> INFORMATION SHOWN:

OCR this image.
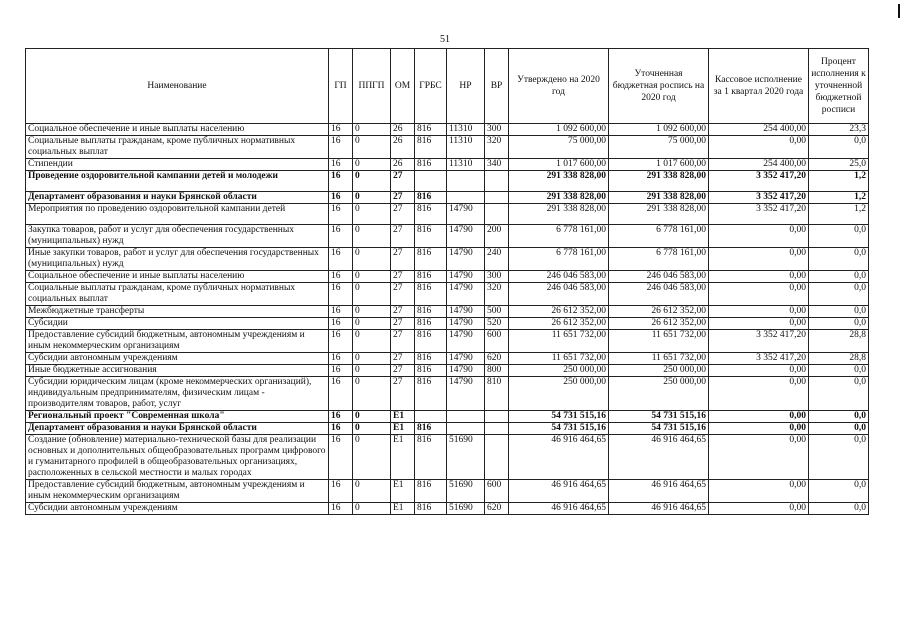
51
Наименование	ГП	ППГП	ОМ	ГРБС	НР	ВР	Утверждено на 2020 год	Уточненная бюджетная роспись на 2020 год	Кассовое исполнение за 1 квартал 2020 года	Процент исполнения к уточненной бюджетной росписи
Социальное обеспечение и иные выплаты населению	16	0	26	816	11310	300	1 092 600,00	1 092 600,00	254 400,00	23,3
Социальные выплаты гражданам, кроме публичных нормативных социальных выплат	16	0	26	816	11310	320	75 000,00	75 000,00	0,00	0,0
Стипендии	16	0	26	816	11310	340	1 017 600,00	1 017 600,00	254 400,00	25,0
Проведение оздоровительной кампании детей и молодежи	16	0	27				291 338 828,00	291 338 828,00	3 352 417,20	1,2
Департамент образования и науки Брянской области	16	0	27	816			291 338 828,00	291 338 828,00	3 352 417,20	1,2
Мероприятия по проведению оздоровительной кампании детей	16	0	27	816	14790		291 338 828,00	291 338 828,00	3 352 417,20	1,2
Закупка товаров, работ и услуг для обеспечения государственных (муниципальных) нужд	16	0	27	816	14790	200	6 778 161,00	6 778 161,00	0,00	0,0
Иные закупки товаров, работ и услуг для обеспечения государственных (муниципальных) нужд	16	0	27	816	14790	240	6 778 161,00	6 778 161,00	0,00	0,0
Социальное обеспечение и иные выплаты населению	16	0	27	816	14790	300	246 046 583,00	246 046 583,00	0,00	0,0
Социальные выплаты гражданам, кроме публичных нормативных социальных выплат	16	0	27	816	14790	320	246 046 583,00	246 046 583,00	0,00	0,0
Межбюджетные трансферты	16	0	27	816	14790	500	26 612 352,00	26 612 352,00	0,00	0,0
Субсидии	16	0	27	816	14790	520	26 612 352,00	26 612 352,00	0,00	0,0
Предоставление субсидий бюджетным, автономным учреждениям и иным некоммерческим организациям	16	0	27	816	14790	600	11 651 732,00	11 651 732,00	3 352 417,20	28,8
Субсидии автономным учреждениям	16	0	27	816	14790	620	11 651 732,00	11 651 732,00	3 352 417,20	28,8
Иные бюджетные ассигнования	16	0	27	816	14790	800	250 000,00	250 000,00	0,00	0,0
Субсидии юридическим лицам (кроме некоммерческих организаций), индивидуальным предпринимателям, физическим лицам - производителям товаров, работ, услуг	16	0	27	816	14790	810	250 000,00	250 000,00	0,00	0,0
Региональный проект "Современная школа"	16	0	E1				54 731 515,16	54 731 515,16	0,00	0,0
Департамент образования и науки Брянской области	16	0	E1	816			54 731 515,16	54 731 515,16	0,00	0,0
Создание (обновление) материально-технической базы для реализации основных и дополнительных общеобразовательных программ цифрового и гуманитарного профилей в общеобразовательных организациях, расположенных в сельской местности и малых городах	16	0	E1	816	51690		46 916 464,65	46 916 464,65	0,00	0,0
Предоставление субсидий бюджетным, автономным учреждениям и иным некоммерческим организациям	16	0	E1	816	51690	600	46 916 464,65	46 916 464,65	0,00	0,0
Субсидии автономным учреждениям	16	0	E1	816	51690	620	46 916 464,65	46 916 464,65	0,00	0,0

---

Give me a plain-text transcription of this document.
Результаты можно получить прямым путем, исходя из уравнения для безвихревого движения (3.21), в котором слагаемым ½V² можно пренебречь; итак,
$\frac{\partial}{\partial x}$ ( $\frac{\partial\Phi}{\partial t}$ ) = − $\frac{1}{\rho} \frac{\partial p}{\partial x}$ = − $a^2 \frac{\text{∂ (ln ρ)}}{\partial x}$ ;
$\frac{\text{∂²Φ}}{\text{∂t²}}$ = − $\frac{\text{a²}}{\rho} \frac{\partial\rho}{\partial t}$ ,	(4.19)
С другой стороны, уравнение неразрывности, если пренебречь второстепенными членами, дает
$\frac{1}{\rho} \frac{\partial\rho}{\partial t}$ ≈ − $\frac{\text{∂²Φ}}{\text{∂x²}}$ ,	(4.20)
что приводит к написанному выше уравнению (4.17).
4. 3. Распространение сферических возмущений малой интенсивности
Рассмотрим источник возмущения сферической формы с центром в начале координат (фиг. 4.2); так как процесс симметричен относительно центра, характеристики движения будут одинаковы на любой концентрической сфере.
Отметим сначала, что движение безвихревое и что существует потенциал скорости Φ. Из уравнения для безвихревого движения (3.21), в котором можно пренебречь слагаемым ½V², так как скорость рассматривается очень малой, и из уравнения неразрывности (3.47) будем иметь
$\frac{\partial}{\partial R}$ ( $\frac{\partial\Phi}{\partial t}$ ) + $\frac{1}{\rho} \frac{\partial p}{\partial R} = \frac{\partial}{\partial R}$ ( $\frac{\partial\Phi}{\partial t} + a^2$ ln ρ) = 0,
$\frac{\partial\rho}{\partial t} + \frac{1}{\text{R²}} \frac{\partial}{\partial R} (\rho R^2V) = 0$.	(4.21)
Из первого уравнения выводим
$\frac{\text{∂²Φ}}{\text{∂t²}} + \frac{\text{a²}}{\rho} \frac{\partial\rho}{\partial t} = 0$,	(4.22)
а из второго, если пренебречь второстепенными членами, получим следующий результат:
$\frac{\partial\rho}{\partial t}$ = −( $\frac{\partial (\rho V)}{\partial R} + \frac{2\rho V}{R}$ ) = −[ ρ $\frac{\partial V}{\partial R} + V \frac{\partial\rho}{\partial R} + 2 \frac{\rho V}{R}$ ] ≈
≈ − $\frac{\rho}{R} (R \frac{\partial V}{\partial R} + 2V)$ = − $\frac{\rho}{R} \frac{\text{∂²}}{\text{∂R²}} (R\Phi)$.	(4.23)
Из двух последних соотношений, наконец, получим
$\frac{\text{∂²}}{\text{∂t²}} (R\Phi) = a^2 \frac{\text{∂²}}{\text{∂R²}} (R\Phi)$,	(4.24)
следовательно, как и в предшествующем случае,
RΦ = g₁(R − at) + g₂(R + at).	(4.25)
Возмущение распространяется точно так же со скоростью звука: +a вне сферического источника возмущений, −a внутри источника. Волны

> YOUR INSTRUCTIONS: Exactly how many lines in the data above contain the word "движения"? Respond with the number and nothing more.

> EXERCISE RESPONSE: 3